* Provided records *
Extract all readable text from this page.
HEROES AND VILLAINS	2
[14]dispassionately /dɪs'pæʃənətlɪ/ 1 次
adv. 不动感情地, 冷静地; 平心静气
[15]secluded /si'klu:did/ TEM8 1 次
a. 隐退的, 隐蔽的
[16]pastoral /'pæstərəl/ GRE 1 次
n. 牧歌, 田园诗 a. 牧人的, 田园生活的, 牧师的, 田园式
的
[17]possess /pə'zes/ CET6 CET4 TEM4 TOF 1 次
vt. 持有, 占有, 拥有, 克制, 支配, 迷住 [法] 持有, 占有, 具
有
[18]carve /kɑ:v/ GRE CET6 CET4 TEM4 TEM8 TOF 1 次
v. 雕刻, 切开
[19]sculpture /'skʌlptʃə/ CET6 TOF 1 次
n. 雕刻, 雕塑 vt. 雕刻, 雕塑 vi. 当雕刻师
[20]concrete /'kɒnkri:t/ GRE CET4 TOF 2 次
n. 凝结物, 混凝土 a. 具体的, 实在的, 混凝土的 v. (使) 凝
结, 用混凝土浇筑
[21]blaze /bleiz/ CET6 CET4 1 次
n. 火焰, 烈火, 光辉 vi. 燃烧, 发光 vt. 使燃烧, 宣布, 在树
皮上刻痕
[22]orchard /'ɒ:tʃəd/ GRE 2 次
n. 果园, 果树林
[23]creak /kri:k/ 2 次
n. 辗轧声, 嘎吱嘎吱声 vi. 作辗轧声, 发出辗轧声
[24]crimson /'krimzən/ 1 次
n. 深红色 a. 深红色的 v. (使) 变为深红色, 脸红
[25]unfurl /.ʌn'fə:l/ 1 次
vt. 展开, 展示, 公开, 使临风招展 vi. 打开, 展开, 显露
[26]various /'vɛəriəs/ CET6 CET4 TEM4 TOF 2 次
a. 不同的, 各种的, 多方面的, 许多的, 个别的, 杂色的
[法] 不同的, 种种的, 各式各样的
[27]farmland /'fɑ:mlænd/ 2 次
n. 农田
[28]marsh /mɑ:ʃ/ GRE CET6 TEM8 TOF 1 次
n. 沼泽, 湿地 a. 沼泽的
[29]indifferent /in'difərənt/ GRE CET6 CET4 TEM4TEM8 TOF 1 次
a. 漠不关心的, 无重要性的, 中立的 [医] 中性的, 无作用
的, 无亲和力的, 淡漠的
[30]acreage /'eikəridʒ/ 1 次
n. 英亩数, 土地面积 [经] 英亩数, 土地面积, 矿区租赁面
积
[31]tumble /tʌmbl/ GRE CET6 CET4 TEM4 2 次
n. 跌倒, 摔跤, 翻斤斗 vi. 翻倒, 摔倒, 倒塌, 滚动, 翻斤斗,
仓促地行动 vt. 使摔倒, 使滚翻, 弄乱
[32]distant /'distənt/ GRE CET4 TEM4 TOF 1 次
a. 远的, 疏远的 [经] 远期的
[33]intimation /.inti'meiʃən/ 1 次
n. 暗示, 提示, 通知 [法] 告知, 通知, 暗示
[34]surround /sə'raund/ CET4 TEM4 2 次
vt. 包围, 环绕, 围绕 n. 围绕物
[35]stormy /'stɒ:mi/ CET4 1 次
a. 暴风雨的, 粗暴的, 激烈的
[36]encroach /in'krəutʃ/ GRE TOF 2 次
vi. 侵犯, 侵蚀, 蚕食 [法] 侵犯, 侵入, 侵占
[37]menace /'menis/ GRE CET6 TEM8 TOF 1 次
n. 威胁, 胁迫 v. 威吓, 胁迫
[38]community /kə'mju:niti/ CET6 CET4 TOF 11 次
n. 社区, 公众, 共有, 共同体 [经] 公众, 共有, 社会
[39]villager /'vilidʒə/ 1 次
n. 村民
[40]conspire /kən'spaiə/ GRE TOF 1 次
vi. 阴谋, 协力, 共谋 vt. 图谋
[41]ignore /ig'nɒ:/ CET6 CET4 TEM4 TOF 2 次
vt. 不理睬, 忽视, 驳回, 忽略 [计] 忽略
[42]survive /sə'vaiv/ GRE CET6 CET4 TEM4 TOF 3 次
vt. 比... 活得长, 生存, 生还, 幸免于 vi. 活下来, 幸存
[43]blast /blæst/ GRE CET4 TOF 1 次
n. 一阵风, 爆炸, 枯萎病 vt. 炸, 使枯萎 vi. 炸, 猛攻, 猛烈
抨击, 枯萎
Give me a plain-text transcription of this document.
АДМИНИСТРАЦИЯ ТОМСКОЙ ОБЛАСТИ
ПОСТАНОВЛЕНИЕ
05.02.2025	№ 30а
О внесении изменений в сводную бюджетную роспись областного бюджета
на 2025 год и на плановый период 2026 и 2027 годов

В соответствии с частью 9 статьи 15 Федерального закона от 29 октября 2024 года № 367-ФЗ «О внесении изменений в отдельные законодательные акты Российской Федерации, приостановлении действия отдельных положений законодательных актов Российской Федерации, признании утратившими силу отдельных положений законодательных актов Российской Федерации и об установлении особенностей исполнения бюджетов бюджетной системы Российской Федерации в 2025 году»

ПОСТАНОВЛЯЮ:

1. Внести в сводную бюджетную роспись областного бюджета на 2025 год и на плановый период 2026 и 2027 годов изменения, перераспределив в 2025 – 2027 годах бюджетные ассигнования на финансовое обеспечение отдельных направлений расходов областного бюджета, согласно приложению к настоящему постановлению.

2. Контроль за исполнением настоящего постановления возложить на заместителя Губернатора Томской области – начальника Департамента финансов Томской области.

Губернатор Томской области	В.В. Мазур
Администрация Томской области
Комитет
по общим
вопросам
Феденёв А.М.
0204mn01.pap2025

* Required task *
Show each line of the listing that holds the string "период".

* Result of the task *
на 2025 год и на плановый период 2026 и 2027 годов
1. Внести в сводную бюджетную роспись областного бюджета на 2025 год и на плановый период 2026 и 2027 годов изменения, перераспределив в 2025 – 2027 годах бюджетные ассигнования на финансовое обеспечение отдельных направлений расходов областного бюджета, согласно приложению к настоящему постановлению.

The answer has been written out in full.